— Start The records —

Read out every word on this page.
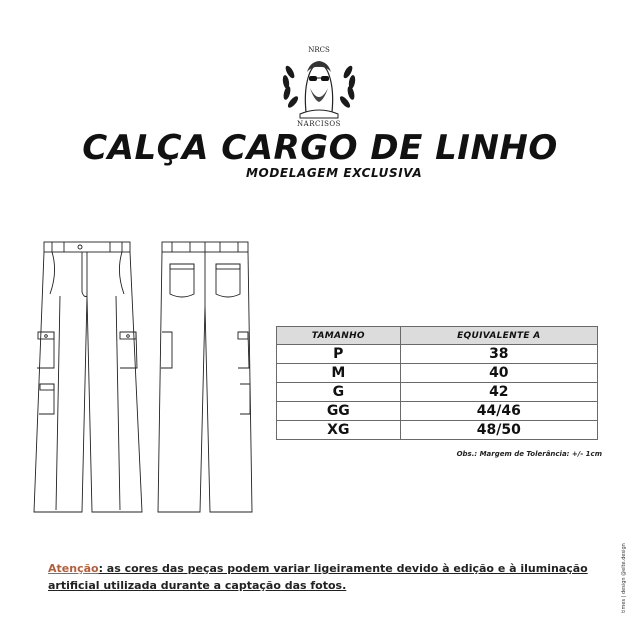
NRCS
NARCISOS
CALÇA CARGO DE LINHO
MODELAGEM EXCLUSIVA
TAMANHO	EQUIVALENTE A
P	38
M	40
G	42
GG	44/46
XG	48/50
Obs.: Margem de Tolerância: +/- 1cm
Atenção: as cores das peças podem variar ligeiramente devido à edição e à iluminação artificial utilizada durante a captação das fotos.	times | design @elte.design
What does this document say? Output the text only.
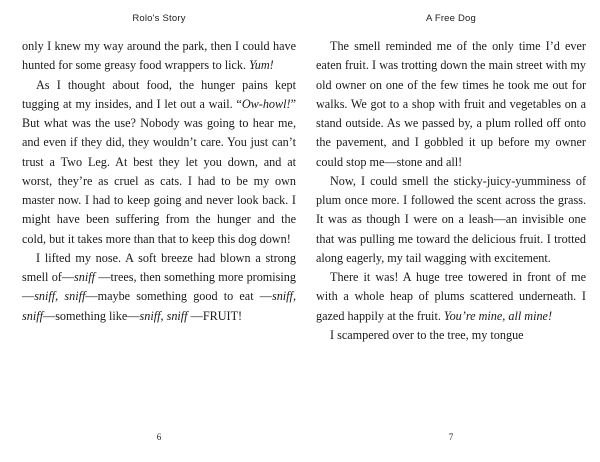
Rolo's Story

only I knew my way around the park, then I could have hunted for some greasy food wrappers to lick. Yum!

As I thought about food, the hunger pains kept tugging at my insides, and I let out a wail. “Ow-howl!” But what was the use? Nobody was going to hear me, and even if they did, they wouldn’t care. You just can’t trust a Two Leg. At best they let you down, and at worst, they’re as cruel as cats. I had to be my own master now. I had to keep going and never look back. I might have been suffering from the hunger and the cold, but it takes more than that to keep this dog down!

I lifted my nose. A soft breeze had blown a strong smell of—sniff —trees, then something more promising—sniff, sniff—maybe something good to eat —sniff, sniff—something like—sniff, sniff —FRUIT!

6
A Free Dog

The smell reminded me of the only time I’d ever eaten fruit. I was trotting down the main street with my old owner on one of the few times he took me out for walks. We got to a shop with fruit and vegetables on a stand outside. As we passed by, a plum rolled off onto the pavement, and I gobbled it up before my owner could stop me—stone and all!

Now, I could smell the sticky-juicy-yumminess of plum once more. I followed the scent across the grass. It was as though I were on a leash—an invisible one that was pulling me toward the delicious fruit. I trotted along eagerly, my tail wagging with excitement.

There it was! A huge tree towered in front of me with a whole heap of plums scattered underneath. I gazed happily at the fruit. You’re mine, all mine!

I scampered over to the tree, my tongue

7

— End The records —
— Start The records —

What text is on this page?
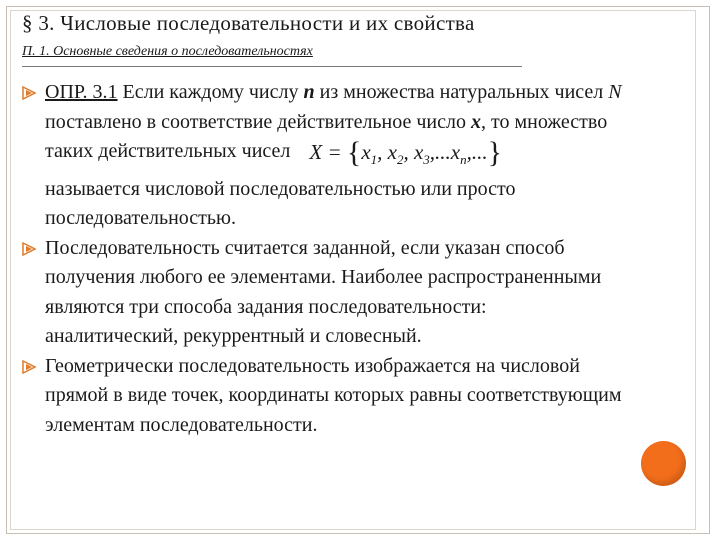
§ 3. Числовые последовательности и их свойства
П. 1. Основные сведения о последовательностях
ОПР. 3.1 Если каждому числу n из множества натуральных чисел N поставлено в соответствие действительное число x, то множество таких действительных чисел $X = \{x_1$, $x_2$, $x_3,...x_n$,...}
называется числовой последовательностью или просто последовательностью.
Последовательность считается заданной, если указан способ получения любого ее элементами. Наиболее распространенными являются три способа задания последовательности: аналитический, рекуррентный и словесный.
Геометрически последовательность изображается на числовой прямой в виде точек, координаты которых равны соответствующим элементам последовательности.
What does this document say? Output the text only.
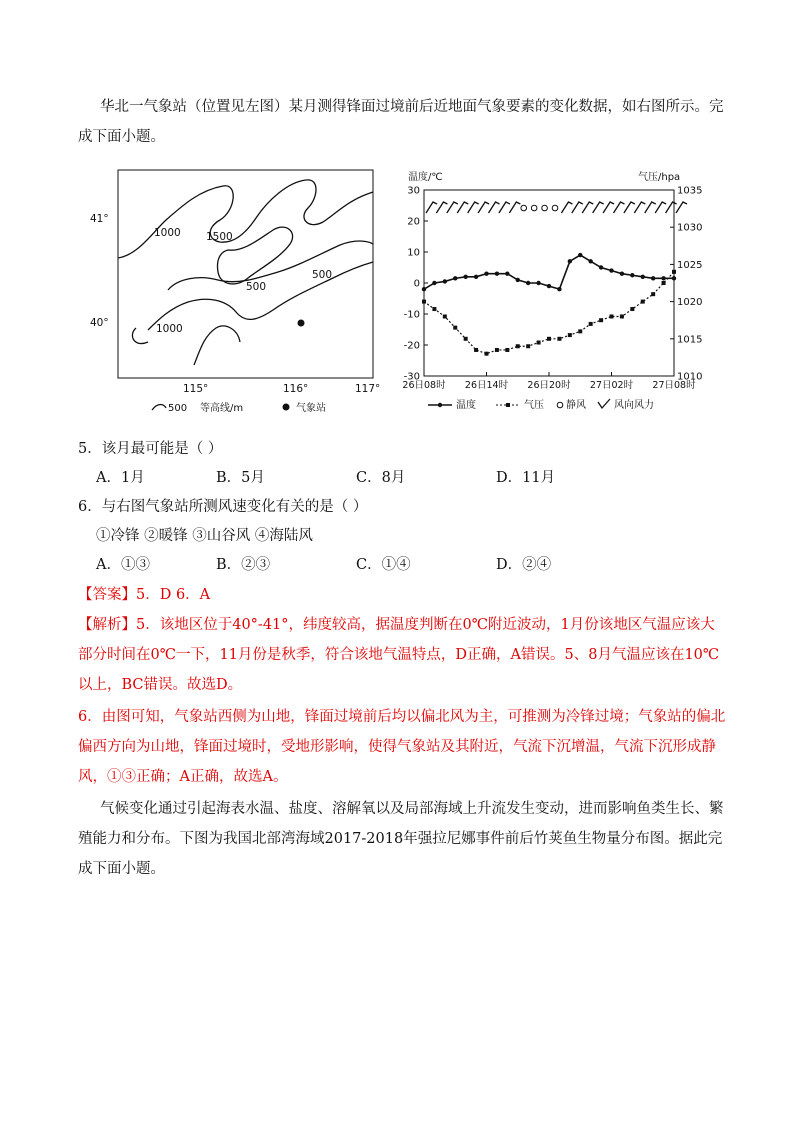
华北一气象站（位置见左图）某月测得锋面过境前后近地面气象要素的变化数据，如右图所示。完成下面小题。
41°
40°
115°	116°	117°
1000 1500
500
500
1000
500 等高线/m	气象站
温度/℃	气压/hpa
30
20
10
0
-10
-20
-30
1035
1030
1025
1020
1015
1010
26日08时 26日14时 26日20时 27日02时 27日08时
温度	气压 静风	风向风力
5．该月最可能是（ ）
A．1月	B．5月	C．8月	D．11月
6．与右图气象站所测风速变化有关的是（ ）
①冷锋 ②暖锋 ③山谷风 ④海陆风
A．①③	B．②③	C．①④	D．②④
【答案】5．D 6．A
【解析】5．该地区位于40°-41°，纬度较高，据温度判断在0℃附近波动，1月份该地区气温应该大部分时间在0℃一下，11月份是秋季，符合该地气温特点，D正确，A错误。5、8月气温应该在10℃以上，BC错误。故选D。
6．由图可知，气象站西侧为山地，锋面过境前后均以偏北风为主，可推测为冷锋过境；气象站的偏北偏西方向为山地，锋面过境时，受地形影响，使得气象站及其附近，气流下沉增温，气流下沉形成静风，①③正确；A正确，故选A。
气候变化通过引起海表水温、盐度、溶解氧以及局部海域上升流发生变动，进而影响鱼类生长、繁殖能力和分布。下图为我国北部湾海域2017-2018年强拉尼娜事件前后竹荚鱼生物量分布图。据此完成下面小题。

— End The records —

Scan the material and collect every line that contains "page".

Read out every word on this page.
What text is on this page?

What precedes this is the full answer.